======== Data provided ========

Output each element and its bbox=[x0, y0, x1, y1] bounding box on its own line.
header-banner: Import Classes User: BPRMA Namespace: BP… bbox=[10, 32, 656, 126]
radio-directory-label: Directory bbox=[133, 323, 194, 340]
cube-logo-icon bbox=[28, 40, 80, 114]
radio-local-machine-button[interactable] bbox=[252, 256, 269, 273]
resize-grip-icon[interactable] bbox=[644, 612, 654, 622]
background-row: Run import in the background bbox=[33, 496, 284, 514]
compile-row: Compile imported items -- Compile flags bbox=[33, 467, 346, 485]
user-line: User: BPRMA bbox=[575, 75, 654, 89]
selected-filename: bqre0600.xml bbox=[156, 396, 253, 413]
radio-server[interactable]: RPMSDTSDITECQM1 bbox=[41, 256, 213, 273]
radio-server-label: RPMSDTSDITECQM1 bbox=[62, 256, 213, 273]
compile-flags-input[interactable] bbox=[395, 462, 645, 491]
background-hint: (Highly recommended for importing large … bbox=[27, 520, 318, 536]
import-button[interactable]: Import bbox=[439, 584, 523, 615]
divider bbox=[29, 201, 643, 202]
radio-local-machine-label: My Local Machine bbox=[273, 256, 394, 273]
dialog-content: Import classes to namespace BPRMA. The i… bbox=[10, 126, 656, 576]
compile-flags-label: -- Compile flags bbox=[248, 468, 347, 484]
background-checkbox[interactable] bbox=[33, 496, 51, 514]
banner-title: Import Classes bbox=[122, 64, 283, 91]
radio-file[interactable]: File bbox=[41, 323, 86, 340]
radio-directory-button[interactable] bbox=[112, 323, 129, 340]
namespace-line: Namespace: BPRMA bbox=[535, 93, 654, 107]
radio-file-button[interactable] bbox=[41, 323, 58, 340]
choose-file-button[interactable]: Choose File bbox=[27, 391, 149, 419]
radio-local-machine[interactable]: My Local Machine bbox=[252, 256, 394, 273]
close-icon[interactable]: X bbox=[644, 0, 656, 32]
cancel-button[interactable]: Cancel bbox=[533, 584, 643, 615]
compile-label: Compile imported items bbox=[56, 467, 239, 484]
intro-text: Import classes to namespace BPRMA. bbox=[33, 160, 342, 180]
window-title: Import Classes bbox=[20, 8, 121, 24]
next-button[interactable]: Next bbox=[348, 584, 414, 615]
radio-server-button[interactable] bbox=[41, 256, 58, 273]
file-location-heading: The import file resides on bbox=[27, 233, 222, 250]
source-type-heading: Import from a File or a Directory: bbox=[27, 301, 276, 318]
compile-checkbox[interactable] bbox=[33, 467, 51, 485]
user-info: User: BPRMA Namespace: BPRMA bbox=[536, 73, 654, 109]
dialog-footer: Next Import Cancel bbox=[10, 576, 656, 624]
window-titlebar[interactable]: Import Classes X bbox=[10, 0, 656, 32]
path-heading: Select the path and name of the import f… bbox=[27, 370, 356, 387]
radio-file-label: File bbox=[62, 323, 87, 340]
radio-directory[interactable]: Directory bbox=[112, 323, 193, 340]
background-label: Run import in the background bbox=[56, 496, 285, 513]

========

● **Short task**: Copy the data above line for line without changing anything.

● **Worked solution**:
Output each element and its bbox=[x0, y0, x1, y1] bounding box on its own line.
header-banner: Import Classes User: BPRMA Namespace: BP… bbox=[10, 32, 656, 126]
radio-directory-label: Directory bbox=[133, 323, 194, 340]
cube-logo-icon bbox=[28, 40, 80, 114]
radio-local-machine-button[interactable] bbox=[252, 256, 269, 273]
resize-grip-icon[interactable] bbox=[644, 612, 654, 622]
background-row: Run import in the background bbox=[33, 496, 284, 514]
compile-row: Compile imported items -- Compile flags bbox=[33, 467, 346, 485]
user-line: User: BPRMA bbox=[575, 75, 654, 89]
selected-filename: bqre0600.xml bbox=[156, 396, 253, 413]
radio-server[interactable]: RPMSDTSDITECQM1 bbox=[41, 256, 213, 273]
radio-server-label: RPMSDTSDITECQM1 bbox=[62, 256, 213, 273]
compile-flags-input[interactable] bbox=[395, 462, 645, 491]
background-hint: (Highly recommended for importing large … bbox=[27, 520, 318, 536]
import-button[interactable]: Import bbox=[439, 584, 523, 615]
divider bbox=[29, 201, 643, 202]
radio-local-machine-label: My Local Machine bbox=[273, 256, 394, 273]
dialog-content: Import classes to namespace BPRMA. The i… bbox=[10, 126, 656, 576]
compile-flags-label: -- Compile flags bbox=[248, 468, 347, 484]
background-checkbox[interactable] bbox=[33, 496, 51, 514]
banner-title: Import Classes bbox=[122, 64, 283, 91]
radio-file[interactable]: File bbox=[41, 323, 86, 340]
radio-directory-button[interactable] bbox=[112, 323, 129, 340]
namespace-line: Namespace: BPRMA bbox=[535, 93, 654, 107]
radio-file-button[interactable] bbox=[41, 323, 58, 340]
choose-file-button[interactable]: Choose File bbox=[27, 391, 149, 419]
radio-local-machine[interactable]: My Local Machine bbox=[252, 256, 394, 273]
close-icon[interactable]: X bbox=[644, 0, 656, 32]
cancel-button[interactable]: Cancel bbox=[533, 584, 643, 615]
compile-label: Compile imported items bbox=[56, 467, 239, 484]
intro-text: Import classes to namespace BPRMA. bbox=[33, 160, 342, 180]
window-title: Import Classes bbox=[20, 8, 121, 24]
next-button[interactable]: Next bbox=[348, 584, 414, 615]
radio-server-button[interactable] bbox=[41, 256, 58, 273]
file-location-heading: The import file resides on bbox=[27, 233, 222, 250]
source-type-heading: Import from a File or a Directory: bbox=[27, 301, 276, 318]
compile-checkbox[interactable] bbox=[33, 467, 51, 485]
user-info: User: BPRMA Namespace: BPRMA bbox=[536, 73, 654, 109]
dialog-footer: Next Import Cancel bbox=[10, 576, 656, 624]
window-titlebar[interactable]: Import Classes X bbox=[10, 0, 656, 32]
path-heading: Select the path and name of the import f… bbox=[27, 370, 356, 387]
radio-file-label: File bbox=[62, 323, 87, 340]
radio-directory[interactable]: Directory bbox=[112, 323, 193, 340]
background-label: Run import in the background bbox=[56, 496, 285, 513]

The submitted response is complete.